Print everything from the start of the material down to the line containing "marker-total [1194,386,1206,398]", both ends included, reproducing each line verbatim.

--- BEGIN PROVIDED RECORDS ---

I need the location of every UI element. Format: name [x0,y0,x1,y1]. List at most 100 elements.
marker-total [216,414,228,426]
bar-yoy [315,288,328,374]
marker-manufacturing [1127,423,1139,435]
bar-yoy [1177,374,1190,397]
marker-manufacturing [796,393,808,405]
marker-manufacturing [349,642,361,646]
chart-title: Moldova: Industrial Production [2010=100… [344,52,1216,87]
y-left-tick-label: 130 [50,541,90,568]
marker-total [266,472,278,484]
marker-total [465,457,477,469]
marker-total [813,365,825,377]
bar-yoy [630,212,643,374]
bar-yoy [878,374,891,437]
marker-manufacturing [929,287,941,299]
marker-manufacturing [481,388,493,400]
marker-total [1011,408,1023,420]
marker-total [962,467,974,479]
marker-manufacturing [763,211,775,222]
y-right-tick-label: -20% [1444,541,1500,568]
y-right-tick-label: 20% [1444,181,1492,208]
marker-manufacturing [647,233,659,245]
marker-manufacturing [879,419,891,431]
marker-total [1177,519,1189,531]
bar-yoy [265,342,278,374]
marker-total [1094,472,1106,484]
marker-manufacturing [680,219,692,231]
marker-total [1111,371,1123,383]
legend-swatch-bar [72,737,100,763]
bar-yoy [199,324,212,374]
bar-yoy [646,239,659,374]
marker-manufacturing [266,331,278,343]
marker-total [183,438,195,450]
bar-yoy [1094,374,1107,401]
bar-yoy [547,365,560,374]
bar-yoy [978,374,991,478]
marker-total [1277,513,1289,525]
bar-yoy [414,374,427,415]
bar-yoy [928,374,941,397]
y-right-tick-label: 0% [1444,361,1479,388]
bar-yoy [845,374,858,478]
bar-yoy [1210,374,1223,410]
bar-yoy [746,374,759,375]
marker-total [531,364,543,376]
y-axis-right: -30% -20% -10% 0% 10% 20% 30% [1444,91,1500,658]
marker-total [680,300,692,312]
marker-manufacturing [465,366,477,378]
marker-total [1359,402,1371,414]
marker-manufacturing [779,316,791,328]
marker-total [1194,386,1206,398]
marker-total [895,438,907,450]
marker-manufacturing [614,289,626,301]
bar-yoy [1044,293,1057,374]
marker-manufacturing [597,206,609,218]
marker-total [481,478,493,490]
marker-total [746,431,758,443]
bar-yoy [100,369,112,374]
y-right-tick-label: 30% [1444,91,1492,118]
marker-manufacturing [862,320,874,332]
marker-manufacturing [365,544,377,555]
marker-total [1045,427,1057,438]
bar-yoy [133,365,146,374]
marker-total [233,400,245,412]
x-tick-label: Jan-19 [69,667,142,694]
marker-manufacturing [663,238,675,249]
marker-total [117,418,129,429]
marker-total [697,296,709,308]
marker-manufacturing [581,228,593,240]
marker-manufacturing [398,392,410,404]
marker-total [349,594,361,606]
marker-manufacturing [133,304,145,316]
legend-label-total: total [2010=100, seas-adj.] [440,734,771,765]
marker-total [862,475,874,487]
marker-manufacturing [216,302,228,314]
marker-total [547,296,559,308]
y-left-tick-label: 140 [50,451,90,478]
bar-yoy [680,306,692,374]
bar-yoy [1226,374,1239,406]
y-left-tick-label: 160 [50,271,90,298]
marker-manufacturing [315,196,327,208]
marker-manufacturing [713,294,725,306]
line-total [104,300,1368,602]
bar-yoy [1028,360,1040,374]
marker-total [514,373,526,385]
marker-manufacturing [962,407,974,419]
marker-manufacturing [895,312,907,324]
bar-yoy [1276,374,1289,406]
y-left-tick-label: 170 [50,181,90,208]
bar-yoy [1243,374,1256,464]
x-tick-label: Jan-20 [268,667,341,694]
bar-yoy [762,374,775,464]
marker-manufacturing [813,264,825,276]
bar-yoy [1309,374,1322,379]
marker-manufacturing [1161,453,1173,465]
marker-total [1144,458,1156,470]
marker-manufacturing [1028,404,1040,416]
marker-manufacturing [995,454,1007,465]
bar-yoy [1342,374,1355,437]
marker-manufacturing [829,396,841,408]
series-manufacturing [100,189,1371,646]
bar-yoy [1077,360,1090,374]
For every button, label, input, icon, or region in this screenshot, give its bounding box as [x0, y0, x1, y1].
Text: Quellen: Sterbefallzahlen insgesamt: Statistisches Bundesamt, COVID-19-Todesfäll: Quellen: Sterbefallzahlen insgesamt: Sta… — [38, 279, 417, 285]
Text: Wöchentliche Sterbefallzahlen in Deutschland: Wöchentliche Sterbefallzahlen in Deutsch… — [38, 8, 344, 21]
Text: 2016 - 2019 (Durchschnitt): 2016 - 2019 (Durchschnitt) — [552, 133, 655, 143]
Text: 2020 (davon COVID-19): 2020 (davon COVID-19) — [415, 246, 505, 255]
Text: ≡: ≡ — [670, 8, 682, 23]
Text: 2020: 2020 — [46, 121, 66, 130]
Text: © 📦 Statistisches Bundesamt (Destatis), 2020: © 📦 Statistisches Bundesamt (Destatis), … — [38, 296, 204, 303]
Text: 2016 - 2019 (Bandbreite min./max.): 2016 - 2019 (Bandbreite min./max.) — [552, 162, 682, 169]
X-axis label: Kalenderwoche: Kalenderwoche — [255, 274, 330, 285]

--- END PROVIDED RECORDS ---

**EXERCISE RESPONSE**.
I need the location of every UI element. Format: name [x0,y0,x1,y1]. List at most 100 elements.
marker-total [216,414,228,426]
bar-yoy [315,288,328,374]
marker-manufacturing [1127,423,1139,435]
bar-yoy [1177,374,1190,397]
marker-manufacturing [796,393,808,405]
marker-manufacturing [349,642,361,646]
chart-title: Moldova: Industrial Production [2010=100… [344,52,1216,87]
y-left-tick-label: 130 [50,541,90,568]
marker-total [266,472,278,484]
marker-total [465,457,477,469]
marker-total [813,365,825,377]
bar-yoy [630,212,643,374]
bar-yoy [878,374,891,437]
marker-manufacturing [929,287,941,299]
marker-manufacturing [481,388,493,400]
marker-total [1011,408,1023,420]
marker-total [962,467,974,479]
marker-manufacturing [763,211,775,222]
y-right-tick-label: -20% [1444,541,1500,568]
y-right-tick-label: 20% [1444,181,1492,208]
marker-manufacturing [647,233,659,245]
marker-manufacturing [879,419,891,431]
marker-total [1177,519,1189,531]
bar-yoy [265,342,278,374]
marker-total [1094,472,1106,484]
marker-manufacturing [680,219,692,231]
marker-total [1111,371,1123,383]
legend-swatch-bar [72,737,100,763]
bar-yoy [199,324,212,374]
bar-yoy [646,239,659,374]
marker-manufacturing [266,331,278,343]
marker-total [183,438,195,450]
bar-yoy [1094,374,1107,401]
bar-yoy [547,365,560,374]
bar-yoy [978,374,991,478]
marker-total [1277,513,1289,525]
bar-yoy [414,374,427,415]
bar-yoy [928,374,941,397]
y-right-tick-label: 0% [1444,361,1479,388]
bar-yoy [845,374,858,478]
bar-yoy [1210,374,1223,410]
bar-yoy [746,374,759,375]
marker-total [531,364,543,376]
y-axis-right: -30% -20% -10% 0% 10% 20% 30% [1444,91,1500,658]
marker-total [680,300,692,312]
marker-manufacturing [465,366,477,378]
marker-total [1359,402,1371,414]
marker-manufacturing [779,316,791,328]
marker-total [1194,386,1206,398]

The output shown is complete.